**Work required**
Return the records in full, exactly as given.

**Input rows**
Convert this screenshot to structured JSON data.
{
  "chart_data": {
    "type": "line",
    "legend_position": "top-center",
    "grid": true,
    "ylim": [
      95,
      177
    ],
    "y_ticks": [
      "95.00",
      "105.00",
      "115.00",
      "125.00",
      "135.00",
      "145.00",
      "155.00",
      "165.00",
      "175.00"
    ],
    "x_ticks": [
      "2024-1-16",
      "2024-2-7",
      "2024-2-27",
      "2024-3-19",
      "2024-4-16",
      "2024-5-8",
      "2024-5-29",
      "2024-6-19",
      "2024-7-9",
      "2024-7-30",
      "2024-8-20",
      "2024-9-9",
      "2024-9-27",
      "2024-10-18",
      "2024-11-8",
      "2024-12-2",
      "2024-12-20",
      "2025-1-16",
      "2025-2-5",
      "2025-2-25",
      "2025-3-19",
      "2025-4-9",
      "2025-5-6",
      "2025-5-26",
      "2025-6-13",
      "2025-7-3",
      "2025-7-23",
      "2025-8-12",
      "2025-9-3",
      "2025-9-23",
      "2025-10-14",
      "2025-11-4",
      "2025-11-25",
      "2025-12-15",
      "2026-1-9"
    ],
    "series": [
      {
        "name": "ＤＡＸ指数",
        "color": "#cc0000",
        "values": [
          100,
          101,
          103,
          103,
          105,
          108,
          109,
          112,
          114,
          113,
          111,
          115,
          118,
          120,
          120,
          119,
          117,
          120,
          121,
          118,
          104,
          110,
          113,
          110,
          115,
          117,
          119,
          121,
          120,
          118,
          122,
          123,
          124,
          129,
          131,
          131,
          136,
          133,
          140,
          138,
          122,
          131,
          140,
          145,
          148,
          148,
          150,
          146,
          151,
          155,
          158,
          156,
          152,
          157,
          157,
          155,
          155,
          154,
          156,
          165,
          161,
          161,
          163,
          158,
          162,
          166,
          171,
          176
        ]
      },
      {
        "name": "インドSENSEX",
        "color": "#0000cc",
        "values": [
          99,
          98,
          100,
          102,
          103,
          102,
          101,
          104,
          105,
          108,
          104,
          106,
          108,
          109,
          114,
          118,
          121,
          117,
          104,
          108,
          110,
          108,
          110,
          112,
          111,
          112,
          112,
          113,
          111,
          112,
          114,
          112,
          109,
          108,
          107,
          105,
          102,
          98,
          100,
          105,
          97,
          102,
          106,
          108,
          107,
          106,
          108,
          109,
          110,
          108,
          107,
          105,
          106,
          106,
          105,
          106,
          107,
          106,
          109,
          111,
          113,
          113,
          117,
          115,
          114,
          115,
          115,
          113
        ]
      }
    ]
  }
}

**Result of this exercise**
Convert this screenshot to structured JSON data.
{
  "chart_data": {
    "type": "line",
    "legend_position": "top-center",
    "grid": true,
    "ylim": [
      95,
      177
    ],
    "y_ticks": [
      "95.00",
      "105.00",
      "115.00",
      "125.00",
      "135.00",
      "145.00",
      "155.00",
      "165.00",
      "175.00"
    ],
    "x_ticks": [
      "2024-1-16",
      "2024-2-7",
      "2024-2-27",
      "2024-3-19",
      "2024-4-16",
      "2024-5-8",
      "2024-5-29",
      "2024-6-19",
      "2024-7-9",
      "2024-7-30",
      "2024-8-20",
      "2024-9-9",
      "2024-9-27",
      "2024-10-18",
      "2024-11-8",
      "2024-12-2",
      "2024-12-20",
      "2025-1-16",
      "2025-2-5",
      "2025-2-25",
      "2025-3-19",
      "2025-4-9",
      "2025-5-6",
      "2025-5-26",
      "2025-6-13",
      "2025-7-3",
      "2025-7-23",
      "2025-8-12",
      "2025-9-3",
      "2025-9-23",
      "2025-10-14",
      "2025-11-4",
      "2025-11-25",
      "2025-12-15",
      "2026-1-9"
    ],
    "series": [
      {
        "name": "ＤＡＸ指数",
        "color": "#cc0000",
        "values": [
          100,
          101,
          103,
          103,
          105,
          108,
          109,
          112,
          114,
          113,
          111,
          115,
          118,
          120,
          120,
          119,
          117,
          120,
          121,
          118,
          104,
          110,
          113,
          110,
          115,
          117,
          119,
          121,
          120,
          118,
          122,
          123,
          124,
          129,
          131,
          131,
          136,
          133,
          140,
          138,
          122,
          131,
          140,
          145,
          148,
          148,
          150,
          146,
          151,
          155,
          158,
          156,
          152,
          157,
          157,
          155,
          155,
          154,
          156,
          165,
          161,
          161,
          163,
          158,
          162,
          166,
          171,
          176
        ]
      },
      {
        "name": "インドSENSEX",
        "color": "#0000cc",
        "values": [
          99,
          98,
          100,
          102,
          103,
          102,
          101,
          104,
          105,
          108,
          104,
          106,
          108,
          109,
          114,
          118,
          121,
          117,
          104,
          108,
          110,
          108,
          110,
          112,
          111,
          112,
          112,
          113,
          111,
          112,
          114,
          112,
          109,
          108,
          107,
          105,
          102,
          98,
          100,
          105,
          97,
          102,
          106,
          108,
          107,
          106,
          108,
          109,
          110,
          108,
          107,
          105,
          106,
          106,
          105,
          106,
          107,
          106,
          109,
          111,
          113,
          113,
          117,
          115,
          114,
          115,
          115,
          113
        ]
      }
    ]
  }
}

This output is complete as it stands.